━━━ Text shown
Tuesday, 18 October 2016

First MuQSS Throughput Benchmarks

The short version graphical summary:



Red = MuQSS 112 interactive off
Purple = MuQSS 112 interactive on
Blue = CFS

The detail:
http://ck.kolivas.org/patches/muqss/Benchmarks/20161018/

I went on a journey looking for meaningful benchmarks to conduct to assess the scalability aspect as far as I could on my own 12x machine and was really quite depressed to see what the benchmark situation on linux is like. Only the old and completely invalid benchmarks seem to still be hanging around in public sites and promoted, like Reaim, aim7, dbench, volanomark, etc. and none of those are useful scalability benchmarks. Even more depressing was the only ones with any reputation are actually commercial benchmarks costing hundreds of dollars.

This made me wonder out loud just how the heck mainline is even doing scalability improvements if there are precious few valid benchmarks for linux and no one's using them. The most promising ones, like mosbench, need multiple machines and quite a bit of set up to get them going.

I spent a day wading through the phoronix test suite - a site and its suite not normally known for meaningful high performance computing discussion and benchmarks - looking for benchmarks that could be used for meaningful results for multicore scalability assessment and were not too difficult to deploy and came up with the following collection:

John The Ripper - a CPU bound application that is threaded to the number of CPUs and intermittently drops to one thread making for slightly more interesting behaviour than just a fully CPU bound workload.

7-Zip Compression - a valid real world CPU bound application that is threaded but rarely able to spread out to all CPUs making it an interesting light load benchmark.

ebizzy - This emulates a heavy content delivery server load which scales beyond the number of CPUs and emulates what goes on between a http server and database.

Timed Linux Kernel Compilation - A perennial favourite because it is a real world case and very easy to reproduce. Despite numerous complaints about its validity as a benchmark, it is surprisingly consistent in its results and tests many facets of scalability, though does not scale to use all CPUs at all time either.

C-Ray - A ray tracing benchmark that uses massive threading per CPU and is completely CPU bound but overloads all CPUs.

Primesieve - A prime number generator that is threaded to the number of CPUs exactly, is fully CPU bound and is cache intensive.

PostgreSQL pgbench - A meaningful database benchmark that is done at 3 different levels - single threaded, normal loaded and heavily contended, each testing different aspects of scalability.
━━━━━━
• **Work to do**
(A) Copy the listing from its first line up to and including the line with "copy-link-label: Copy link", swapping "bbox" for "bounding box" and leaving everything else unchanged.
(B) Extend the post on the first MuQSS throughput benchmarks by writing what comes after its final sentence.
The benchmark post and the listing come from unrelated sources.
━━━ Source data
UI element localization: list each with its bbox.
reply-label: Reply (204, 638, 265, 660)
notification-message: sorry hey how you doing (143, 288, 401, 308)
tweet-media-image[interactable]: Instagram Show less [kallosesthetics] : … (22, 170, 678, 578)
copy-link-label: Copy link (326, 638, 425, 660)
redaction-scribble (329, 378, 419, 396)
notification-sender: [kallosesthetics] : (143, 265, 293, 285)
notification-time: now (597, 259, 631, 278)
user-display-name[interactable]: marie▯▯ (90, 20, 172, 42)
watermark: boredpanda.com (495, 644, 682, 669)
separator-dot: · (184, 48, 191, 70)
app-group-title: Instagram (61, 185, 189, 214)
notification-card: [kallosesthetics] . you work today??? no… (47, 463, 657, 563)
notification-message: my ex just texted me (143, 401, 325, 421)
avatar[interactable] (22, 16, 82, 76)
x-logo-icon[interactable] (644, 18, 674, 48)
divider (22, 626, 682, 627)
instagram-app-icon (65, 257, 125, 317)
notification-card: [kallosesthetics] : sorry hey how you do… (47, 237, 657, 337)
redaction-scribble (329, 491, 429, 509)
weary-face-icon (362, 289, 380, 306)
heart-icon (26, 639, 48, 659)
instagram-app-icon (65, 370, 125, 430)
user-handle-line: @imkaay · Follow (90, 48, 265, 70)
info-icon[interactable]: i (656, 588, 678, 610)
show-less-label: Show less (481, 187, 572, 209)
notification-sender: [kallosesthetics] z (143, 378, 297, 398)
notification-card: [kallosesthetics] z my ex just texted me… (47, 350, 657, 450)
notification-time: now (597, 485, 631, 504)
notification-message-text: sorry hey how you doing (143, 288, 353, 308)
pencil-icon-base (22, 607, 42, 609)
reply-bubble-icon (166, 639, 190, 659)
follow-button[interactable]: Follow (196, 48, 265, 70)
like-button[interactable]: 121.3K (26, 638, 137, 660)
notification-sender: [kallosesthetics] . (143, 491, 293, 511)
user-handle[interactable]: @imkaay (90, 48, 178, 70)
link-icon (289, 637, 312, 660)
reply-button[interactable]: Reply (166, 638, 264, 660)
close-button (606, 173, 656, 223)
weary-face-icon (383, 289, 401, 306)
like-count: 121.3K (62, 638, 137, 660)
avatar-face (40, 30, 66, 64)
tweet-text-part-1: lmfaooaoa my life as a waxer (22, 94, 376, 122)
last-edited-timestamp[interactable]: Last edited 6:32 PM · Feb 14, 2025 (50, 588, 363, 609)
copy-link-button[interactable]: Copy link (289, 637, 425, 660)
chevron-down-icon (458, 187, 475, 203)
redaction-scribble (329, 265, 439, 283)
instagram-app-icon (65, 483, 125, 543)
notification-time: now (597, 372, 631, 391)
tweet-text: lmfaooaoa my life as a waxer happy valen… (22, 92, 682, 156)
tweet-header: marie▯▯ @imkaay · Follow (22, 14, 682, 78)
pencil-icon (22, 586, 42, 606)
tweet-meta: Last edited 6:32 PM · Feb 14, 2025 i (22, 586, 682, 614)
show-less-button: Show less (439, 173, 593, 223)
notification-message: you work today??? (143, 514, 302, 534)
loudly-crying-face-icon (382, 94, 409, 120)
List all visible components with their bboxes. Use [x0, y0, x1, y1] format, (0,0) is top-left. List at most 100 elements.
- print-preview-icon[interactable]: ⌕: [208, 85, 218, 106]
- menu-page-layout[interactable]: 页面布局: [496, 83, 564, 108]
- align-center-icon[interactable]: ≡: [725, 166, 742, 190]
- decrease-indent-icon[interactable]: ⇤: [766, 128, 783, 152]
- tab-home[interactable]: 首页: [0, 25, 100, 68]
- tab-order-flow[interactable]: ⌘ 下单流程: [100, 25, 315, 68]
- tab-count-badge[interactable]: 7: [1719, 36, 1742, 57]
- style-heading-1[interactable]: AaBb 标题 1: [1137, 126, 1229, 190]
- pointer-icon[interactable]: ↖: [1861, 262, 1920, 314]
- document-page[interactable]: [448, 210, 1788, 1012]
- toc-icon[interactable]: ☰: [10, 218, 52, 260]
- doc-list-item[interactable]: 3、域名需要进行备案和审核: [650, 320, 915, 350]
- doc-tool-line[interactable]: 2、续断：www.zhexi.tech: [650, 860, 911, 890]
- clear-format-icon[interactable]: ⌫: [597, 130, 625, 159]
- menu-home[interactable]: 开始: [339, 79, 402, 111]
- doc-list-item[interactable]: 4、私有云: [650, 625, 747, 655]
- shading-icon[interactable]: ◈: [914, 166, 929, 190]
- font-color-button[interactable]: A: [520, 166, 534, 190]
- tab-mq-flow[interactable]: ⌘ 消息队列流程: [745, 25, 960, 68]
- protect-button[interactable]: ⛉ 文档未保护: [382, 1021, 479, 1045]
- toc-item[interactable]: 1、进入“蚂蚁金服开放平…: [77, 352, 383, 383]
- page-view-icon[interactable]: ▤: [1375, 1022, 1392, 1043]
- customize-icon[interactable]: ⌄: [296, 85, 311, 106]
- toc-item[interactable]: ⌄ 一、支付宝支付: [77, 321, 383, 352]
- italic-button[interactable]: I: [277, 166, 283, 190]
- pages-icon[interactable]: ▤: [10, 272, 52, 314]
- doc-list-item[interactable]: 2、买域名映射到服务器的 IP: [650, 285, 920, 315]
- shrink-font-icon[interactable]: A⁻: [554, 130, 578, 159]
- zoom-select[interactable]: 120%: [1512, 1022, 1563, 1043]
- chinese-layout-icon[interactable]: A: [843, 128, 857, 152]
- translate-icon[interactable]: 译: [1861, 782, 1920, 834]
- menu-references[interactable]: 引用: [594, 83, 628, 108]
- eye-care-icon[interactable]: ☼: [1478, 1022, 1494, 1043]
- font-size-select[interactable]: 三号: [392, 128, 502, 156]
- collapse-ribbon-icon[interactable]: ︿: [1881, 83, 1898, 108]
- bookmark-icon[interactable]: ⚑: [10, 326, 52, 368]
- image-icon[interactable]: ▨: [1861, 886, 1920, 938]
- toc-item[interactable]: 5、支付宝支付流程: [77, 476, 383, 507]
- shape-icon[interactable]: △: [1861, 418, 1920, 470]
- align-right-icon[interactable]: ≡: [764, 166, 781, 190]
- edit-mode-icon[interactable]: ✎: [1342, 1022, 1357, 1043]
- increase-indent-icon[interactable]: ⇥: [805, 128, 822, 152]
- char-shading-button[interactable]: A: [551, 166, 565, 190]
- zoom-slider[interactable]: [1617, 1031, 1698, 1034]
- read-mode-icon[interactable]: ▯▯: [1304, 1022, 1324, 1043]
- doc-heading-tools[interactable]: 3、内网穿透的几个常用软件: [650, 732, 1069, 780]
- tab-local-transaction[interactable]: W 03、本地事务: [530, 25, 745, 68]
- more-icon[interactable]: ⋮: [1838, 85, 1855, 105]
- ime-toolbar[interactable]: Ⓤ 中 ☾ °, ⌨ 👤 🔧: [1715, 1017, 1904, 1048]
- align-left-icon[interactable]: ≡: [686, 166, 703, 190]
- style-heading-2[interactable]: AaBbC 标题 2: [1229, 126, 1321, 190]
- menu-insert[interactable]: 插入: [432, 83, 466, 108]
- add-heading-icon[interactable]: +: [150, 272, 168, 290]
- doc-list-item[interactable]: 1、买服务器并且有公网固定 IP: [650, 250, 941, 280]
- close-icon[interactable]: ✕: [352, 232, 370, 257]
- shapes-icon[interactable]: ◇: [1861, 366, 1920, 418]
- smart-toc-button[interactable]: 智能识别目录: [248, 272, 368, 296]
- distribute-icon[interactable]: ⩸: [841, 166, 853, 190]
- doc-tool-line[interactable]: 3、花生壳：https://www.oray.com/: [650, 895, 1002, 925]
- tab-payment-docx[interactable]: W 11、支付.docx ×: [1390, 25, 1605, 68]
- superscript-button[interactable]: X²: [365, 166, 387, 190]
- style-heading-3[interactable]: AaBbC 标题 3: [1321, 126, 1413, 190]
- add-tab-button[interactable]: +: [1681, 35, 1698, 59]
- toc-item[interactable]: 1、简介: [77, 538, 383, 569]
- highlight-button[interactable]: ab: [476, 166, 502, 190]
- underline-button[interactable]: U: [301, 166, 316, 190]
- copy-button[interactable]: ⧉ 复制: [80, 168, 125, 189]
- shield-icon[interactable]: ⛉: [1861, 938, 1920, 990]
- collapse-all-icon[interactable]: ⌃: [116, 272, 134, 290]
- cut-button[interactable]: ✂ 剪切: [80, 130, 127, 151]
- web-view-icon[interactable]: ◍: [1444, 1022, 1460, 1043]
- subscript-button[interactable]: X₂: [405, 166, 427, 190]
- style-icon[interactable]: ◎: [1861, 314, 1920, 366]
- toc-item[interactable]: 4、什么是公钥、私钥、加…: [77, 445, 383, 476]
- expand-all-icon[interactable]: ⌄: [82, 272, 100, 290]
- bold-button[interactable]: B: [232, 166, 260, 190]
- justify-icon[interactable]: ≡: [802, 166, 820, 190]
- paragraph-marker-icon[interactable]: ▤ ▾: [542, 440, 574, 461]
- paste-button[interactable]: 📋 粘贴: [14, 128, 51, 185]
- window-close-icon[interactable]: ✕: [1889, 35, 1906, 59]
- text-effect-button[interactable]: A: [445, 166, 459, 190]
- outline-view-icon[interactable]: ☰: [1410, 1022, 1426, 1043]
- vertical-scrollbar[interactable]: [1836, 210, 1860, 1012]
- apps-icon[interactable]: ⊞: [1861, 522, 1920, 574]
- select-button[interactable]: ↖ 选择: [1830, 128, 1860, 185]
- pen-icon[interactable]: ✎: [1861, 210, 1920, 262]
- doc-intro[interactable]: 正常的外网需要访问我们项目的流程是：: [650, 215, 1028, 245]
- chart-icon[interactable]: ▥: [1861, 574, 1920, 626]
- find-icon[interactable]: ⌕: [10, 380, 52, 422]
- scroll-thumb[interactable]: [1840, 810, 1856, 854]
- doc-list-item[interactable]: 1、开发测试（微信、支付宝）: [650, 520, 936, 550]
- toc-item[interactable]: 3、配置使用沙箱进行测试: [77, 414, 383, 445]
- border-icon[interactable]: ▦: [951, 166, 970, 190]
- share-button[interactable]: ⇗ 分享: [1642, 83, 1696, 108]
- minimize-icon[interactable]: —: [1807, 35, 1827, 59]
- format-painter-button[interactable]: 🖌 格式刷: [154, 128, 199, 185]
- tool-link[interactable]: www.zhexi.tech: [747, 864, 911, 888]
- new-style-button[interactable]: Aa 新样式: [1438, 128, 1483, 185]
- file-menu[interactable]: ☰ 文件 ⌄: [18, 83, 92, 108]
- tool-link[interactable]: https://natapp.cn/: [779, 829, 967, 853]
━━━━━━
• **Task results**
(A)
UI element localization: list each with its bounding box.
reply-label: Reply (204, 638, 265, 660)
notification-message: sorry hey how you doing (143, 288, 401, 308)
tweet-media-image[interactable]: Instagram Show less [kallosesthetics] : … (22, 170, 678, 578)
copy-link-label: Copy link (326, 638, 425, 660)

(B)
And here is a set of results comparing 4.8.2 mainline (labelled CFS), MuQSS 112 in interactive mode (MuQSS-int1) and MuQSS 112 in non-interactive mode (MuQSS-int0):

http://ck.kolivas.org/patches/muqss/Benchmarks/20161018/

It's worth noting that there is quite a bit of variance in these benchmarks and some are bordering on the difference being just noise. However there is a clear pattern here - when the load is light, in terms of throughput, CFS outperforms MuQSS. When load is heavy, the heavier it gets, MuQSS outperforms CFS, especially in non-interactive mode. As a friend noted, for the workloads where you wouldn't be running MuQSS in interactive mode, such as a web server, database etc, non-interactive mode is of clear performance benefit. So at least on the hardware I had available to me, on a 12x machine, MuQSS is scaling better than mainline on these workloads as load increases.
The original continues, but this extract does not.